== EXTRACTED DATA ==
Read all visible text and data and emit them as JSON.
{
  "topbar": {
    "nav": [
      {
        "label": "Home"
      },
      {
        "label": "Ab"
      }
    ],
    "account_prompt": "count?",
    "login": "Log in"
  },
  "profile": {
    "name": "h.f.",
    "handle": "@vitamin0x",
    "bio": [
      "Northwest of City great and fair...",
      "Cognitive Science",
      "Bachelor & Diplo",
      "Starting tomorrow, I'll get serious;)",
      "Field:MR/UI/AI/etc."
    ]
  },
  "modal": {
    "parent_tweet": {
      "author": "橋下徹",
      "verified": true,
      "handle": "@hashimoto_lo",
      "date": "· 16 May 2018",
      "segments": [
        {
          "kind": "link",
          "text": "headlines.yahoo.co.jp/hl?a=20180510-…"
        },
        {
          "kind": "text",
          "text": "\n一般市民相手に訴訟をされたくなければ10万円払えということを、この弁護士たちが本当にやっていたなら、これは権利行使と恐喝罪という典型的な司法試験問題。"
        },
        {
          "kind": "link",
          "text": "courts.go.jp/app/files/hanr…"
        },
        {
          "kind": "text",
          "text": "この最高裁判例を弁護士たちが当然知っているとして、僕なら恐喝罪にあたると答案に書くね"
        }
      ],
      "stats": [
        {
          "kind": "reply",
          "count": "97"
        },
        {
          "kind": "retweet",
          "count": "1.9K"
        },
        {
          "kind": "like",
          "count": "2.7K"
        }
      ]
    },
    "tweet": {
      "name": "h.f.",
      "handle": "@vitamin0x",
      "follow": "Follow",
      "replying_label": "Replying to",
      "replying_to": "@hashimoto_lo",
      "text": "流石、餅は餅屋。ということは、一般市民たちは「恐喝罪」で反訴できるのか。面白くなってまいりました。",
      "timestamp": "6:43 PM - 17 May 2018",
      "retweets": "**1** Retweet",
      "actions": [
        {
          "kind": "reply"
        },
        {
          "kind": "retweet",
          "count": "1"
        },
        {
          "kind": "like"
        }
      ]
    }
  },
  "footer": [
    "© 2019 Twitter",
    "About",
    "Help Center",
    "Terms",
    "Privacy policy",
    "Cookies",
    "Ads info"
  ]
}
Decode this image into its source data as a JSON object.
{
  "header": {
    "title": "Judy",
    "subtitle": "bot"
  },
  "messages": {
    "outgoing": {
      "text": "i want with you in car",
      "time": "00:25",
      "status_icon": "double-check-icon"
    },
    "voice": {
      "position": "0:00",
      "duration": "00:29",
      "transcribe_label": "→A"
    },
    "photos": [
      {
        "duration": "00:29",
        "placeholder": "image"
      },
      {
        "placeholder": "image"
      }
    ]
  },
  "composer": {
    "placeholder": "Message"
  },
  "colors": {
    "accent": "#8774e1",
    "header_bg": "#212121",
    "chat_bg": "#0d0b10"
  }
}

== PROBLEM TO WORK ON ==
Find all lines where the word "count" appears. Copy them.

== FINAL RESULT ==
    "account_prompt": "count?",
          "count": "97"
          "count": "1.9K"
          "count": "2.7K"
          "count": "1"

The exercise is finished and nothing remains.